_Directive_: Skip every picture, and copy exactly the lines from the one containing "What's the underlying" to the end of the data.

======== Exercise materials ========

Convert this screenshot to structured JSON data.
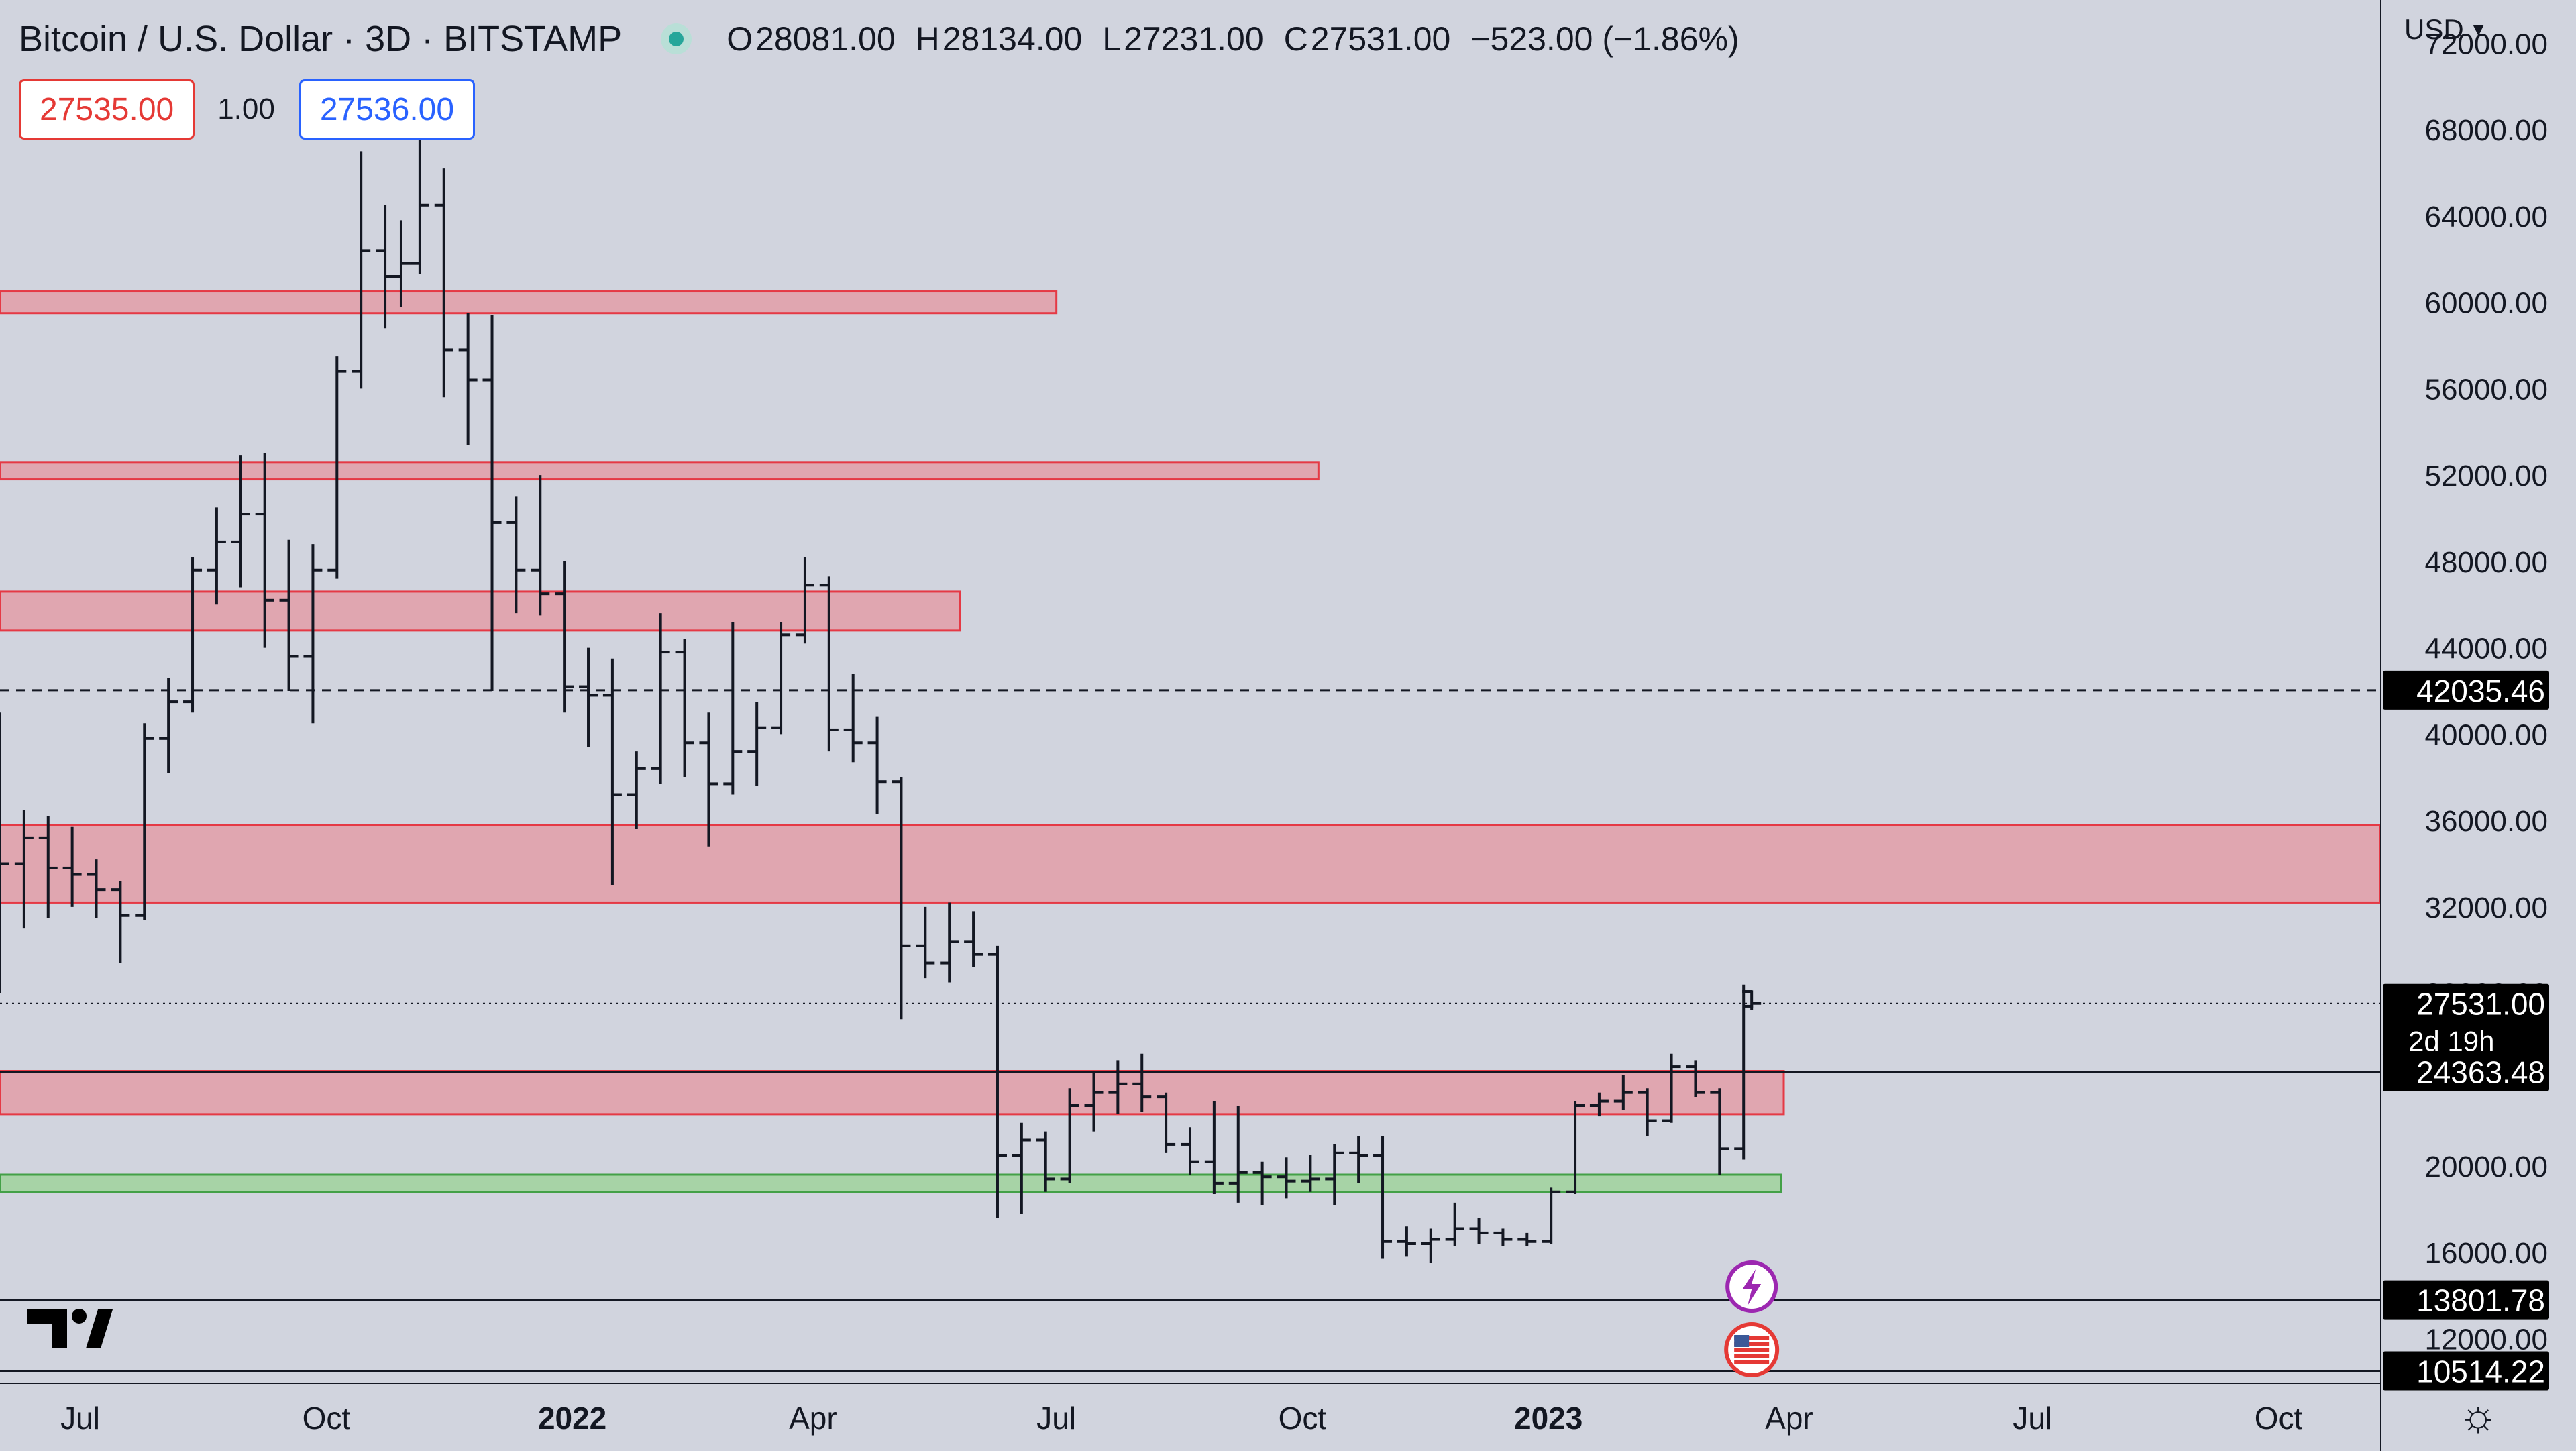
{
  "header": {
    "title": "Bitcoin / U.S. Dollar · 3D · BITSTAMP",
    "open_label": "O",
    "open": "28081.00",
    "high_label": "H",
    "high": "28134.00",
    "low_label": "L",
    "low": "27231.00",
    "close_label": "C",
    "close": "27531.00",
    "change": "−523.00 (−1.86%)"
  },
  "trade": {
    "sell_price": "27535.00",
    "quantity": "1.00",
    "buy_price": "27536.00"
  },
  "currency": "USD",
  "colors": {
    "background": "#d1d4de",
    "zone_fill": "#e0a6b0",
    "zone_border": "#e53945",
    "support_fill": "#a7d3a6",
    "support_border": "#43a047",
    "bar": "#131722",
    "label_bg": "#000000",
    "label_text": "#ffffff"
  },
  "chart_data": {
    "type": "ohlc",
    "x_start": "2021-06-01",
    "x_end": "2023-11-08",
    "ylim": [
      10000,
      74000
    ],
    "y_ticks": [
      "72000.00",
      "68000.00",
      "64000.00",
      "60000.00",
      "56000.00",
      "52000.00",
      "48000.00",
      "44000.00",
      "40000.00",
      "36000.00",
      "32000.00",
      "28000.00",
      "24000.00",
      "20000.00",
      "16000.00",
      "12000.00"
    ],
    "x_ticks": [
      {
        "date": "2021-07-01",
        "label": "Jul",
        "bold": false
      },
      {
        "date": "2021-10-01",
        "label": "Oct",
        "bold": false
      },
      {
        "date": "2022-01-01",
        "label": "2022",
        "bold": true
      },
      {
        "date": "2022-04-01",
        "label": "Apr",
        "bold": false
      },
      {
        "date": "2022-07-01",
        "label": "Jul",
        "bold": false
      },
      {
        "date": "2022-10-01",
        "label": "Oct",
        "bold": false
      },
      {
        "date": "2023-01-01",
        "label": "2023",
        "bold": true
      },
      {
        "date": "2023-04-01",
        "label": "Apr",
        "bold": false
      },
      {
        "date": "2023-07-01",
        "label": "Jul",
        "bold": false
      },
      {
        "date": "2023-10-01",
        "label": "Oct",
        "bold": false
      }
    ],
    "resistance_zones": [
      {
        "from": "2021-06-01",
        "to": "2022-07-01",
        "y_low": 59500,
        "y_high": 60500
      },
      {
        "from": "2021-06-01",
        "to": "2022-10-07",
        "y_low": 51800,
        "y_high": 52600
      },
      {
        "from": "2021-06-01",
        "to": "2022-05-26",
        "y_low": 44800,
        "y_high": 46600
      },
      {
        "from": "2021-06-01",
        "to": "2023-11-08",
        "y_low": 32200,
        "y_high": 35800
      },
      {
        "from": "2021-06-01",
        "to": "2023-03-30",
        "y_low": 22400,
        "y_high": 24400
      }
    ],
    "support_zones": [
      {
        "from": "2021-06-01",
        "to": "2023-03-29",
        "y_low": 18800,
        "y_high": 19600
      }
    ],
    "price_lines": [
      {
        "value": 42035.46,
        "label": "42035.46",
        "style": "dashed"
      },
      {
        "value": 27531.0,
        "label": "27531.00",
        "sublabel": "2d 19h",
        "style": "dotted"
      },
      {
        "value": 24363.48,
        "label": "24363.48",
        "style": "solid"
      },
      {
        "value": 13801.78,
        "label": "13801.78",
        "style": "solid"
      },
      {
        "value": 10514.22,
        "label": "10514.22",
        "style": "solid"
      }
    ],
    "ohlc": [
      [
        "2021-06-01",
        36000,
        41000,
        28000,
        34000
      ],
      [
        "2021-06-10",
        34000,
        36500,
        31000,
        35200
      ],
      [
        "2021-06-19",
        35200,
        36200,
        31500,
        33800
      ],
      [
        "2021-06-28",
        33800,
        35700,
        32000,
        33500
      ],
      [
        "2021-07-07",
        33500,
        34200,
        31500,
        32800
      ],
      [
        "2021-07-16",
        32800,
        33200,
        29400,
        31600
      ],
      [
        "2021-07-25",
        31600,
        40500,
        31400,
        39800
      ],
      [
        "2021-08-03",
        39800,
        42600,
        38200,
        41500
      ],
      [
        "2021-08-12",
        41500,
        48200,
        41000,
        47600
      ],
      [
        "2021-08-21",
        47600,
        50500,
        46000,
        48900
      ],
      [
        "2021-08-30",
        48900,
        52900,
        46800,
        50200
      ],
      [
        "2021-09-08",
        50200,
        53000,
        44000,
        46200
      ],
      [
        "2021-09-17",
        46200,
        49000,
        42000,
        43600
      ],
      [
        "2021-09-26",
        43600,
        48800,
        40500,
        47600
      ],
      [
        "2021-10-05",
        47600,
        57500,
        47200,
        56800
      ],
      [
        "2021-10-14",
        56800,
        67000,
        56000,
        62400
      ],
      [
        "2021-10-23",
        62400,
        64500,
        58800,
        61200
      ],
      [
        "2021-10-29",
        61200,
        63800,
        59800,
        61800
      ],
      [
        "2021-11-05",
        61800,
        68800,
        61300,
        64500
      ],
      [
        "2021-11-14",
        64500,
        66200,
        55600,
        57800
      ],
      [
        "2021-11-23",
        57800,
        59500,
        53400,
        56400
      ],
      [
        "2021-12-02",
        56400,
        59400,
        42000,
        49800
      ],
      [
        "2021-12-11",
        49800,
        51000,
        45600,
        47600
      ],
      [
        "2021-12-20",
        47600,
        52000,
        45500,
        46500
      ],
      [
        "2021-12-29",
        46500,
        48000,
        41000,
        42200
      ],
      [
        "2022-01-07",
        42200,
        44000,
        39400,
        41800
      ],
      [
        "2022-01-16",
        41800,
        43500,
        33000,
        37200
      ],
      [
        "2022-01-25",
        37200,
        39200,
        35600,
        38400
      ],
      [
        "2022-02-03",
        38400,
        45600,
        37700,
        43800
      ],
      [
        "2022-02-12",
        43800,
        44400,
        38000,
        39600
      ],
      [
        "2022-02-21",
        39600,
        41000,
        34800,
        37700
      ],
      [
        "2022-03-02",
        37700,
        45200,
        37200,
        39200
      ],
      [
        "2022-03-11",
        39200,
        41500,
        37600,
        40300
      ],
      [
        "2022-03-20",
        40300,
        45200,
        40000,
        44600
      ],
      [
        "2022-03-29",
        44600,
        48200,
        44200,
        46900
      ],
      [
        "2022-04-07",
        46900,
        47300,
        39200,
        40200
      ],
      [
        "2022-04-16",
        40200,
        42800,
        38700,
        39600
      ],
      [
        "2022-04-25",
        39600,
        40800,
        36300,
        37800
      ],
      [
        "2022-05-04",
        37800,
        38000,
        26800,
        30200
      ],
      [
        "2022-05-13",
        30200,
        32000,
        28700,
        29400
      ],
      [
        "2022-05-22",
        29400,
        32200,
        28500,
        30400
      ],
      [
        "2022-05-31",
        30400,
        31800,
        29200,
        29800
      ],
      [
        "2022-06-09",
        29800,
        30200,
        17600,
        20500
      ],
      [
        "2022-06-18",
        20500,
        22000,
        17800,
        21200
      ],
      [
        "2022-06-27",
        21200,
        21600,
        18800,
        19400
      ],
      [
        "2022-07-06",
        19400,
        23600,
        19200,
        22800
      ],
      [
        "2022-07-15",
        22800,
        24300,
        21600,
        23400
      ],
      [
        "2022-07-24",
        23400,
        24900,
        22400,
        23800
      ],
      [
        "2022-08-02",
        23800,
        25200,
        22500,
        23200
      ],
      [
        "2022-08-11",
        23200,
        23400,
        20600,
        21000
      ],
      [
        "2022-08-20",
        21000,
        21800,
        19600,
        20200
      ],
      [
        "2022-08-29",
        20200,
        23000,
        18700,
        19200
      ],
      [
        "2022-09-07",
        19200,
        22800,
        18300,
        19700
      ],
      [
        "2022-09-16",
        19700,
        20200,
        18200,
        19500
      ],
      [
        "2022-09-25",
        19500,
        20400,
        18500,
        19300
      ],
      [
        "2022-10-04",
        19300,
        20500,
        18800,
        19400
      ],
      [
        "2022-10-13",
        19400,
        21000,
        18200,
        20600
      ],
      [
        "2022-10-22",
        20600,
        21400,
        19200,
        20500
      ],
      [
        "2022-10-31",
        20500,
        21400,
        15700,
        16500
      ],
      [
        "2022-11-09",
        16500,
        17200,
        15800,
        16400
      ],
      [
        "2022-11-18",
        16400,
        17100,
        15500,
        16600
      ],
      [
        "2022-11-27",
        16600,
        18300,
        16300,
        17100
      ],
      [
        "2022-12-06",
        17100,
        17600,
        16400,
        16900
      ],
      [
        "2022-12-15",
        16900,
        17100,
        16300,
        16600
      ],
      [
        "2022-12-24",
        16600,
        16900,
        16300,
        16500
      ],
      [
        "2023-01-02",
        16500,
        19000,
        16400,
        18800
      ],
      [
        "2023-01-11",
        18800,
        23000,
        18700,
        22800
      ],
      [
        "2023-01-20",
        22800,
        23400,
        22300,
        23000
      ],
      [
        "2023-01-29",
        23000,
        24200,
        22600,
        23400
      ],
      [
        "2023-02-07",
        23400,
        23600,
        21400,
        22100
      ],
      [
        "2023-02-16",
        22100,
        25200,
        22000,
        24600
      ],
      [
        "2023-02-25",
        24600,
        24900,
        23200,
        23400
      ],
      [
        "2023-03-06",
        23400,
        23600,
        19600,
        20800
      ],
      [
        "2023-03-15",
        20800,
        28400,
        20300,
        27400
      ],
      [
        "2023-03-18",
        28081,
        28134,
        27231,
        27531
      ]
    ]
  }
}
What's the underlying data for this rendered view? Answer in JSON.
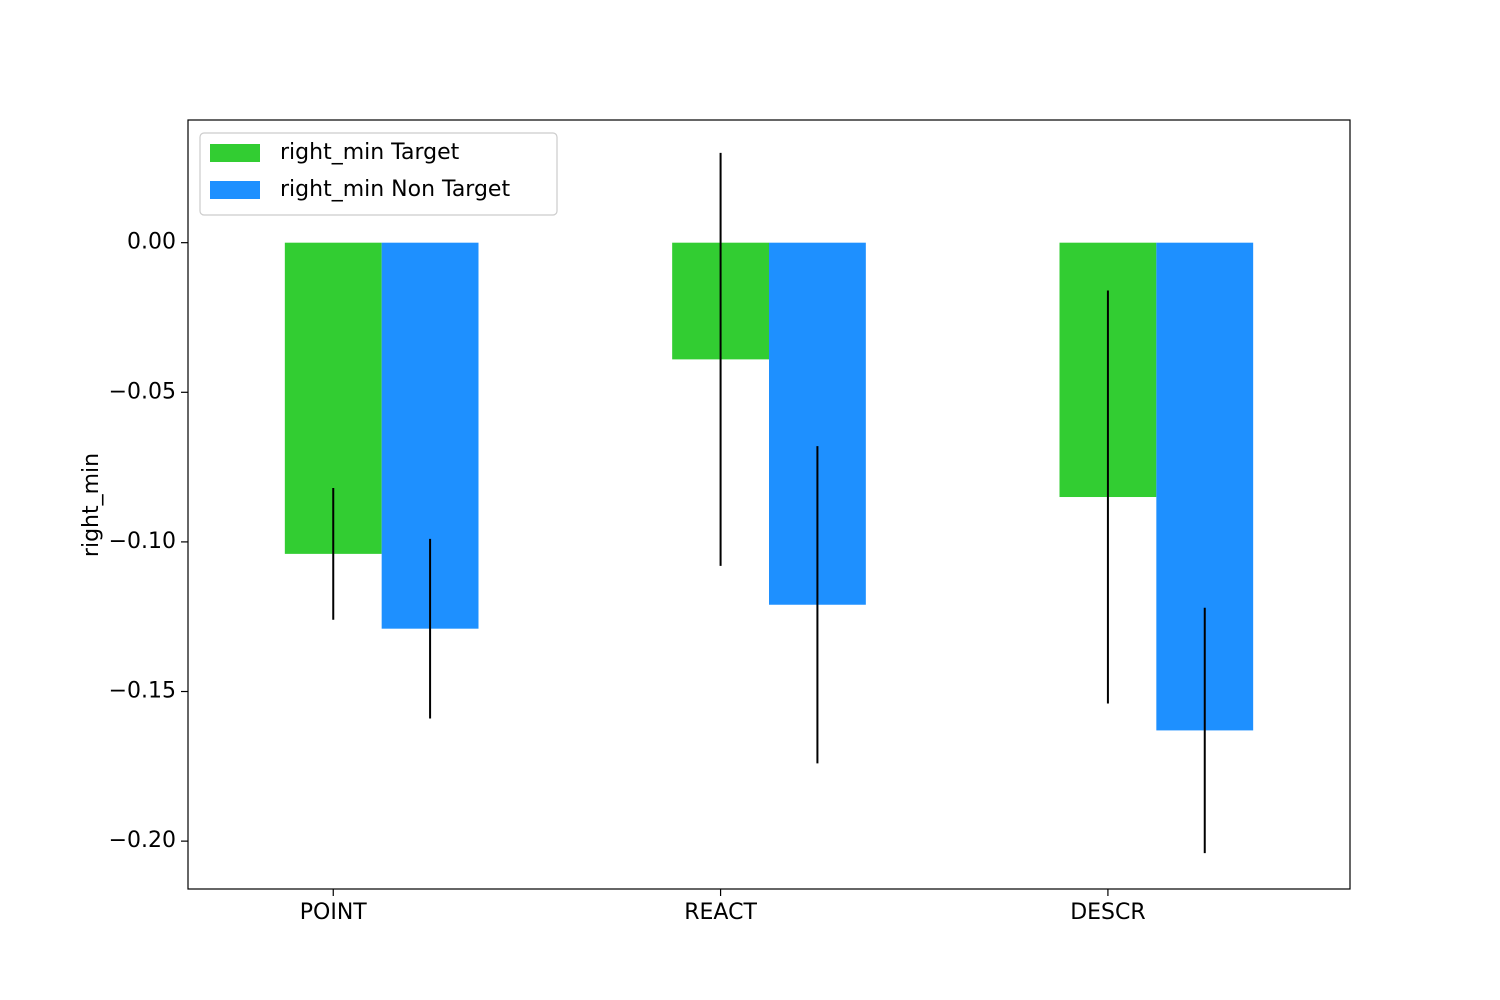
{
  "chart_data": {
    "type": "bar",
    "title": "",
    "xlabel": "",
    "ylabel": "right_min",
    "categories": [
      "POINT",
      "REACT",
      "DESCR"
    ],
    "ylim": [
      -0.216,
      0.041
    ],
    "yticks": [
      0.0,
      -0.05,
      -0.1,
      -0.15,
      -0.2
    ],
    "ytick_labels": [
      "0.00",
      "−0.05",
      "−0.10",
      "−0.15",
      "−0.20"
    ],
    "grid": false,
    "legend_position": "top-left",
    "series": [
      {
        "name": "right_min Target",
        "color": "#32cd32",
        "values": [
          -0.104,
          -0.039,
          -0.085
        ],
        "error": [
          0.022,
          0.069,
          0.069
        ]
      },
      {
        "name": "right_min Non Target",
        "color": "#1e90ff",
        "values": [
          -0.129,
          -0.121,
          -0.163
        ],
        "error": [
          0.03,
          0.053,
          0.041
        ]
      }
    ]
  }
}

========

_Solution to this exercise_:
What's the underlying data for this rendered view? Answer in JSON.
{
  "chart_data": {
    "type": "bar",
    "title": "",
    "xlabel": "",
    "ylabel": "right_min",
    "categories": [
      "POINT",
      "REACT",
      "DESCR"
    ],
    "ylim": [
      -0.216,
      0.041
    ],
    "yticks": [
      0.0,
      -0.05,
      -0.1,
      -0.15,
      -0.2
    ],
    "ytick_labels": [
      "0.00",
      "−0.05",
      "−0.10",
      "−0.15",
      "−0.20"
    ],
    "grid": false,
    "legend_position": "top-left",
    "series": [
      {
        "name": "right_min Target",
        "color": "#32cd32",
        "values": [
          -0.104,
          -0.039,
          -0.085
        ],
        "error": [
          0.022,
          0.069,
          0.069
        ]
      },
      {
        "name": "right_min Non Target",
        "color": "#1e90ff",
        "values": [
          -0.129,
          -0.121,
          -0.163
        ],
        "error": [
          0.03,
          0.053,
          0.041
        ]
      }
    ]
  }
}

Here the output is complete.